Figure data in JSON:

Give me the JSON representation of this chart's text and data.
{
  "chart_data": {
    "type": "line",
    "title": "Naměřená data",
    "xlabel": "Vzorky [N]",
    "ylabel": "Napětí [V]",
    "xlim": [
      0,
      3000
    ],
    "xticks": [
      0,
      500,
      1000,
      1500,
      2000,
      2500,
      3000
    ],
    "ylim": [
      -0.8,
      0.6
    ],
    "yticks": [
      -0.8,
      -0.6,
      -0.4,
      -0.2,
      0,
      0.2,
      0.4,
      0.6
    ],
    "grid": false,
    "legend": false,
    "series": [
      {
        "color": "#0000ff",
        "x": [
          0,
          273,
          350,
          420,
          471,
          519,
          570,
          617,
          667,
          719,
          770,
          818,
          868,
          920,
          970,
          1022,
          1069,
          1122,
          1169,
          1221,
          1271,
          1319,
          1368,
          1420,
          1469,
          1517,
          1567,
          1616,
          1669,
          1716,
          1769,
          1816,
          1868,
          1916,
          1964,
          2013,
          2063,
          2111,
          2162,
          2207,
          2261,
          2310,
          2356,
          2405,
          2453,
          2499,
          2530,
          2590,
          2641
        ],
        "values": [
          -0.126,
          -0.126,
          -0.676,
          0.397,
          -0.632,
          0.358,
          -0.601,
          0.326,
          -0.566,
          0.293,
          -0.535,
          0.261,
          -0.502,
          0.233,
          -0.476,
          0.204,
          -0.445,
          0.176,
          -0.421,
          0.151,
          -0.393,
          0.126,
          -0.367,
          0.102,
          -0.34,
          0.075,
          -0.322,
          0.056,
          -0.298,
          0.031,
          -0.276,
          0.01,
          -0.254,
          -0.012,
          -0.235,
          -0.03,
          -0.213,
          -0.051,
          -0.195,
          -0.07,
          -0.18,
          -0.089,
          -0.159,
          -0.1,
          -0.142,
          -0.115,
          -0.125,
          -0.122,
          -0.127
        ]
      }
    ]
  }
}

Instruction> Restate every entry word for word.

Answer to the exercise>
Give me the JSON representation of this chart's text and data.
{
  "chart_data": {
    "type": "line",
    "title": "Naměřená data",
    "xlabel": "Vzorky [N]",
    "ylabel": "Napětí [V]",
    "xlim": [
      0,
      3000
    ],
    "xticks": [
      0,
      500,
      1000,
      1500,
      2000,
      2500,
      3000
    ],
    "ylim": [
      -0.8,
      0.6
    ],
    "yticks": [
      -0.8,
      -0.6,
      -0.4,
      -0.2,
      0,
      0.2,
      0.4,
      0.6
    ],
    "grid": false,
    "legend": false,
    "series": [
      {
        "color": "#0000ff",
        "x": [
          0,
          273,
          350,
          420,
          471,
          519,
          570,
          617,
          667,
          719,
          770,
          818,
          868,
          920,
          970,
          1022,
          1069,
          1122,
          1169,
          1221,
          1271,
          1319,
          1368,
          1420,
          1469,
          1517,
          1567,
          1616,
          1669,
          1716,
          1769,
          1816,
          1868,
          1916,
          1964,
          2013,
          2063,
          2111,
          2162,
          2207,
          2261,
          2310,
          2356,
          2405,
          2453,
          2499,
          2530,
          2590,
          2641
        ],
        "values": [
          -0.126,
          -0.126,
          -0.676,
          0.397,
          -0.632,
          0.358,
          -0.601,
          0.326,
          -0.566,
          0.293,
          -0.535,
          0.261,
          -0.502,
          0.233,
          -0.476,
          0.204,
          -0.445,
          0.176,
          -0.421,
          0.151,
          -0.393,
          0.126,
          -0.367,
          0.102,
          -0.34,
          0.075,
          -0.322,
          0.056,
          -0.298,
          0.031,
          -0.276,
          0.01,
          -0.254,
          -0.012,
          -0.235,
          -0.03,
          -0.213,
          -0.051,
          -0.195,
          -0.07,
          -0.18,
          -0.089,
          -0.159,
          -0.1,
          -0.142,
          -0.115,
          -0.125,
          -0.122,
          -0.127
        ]
      }
    ]
  }
}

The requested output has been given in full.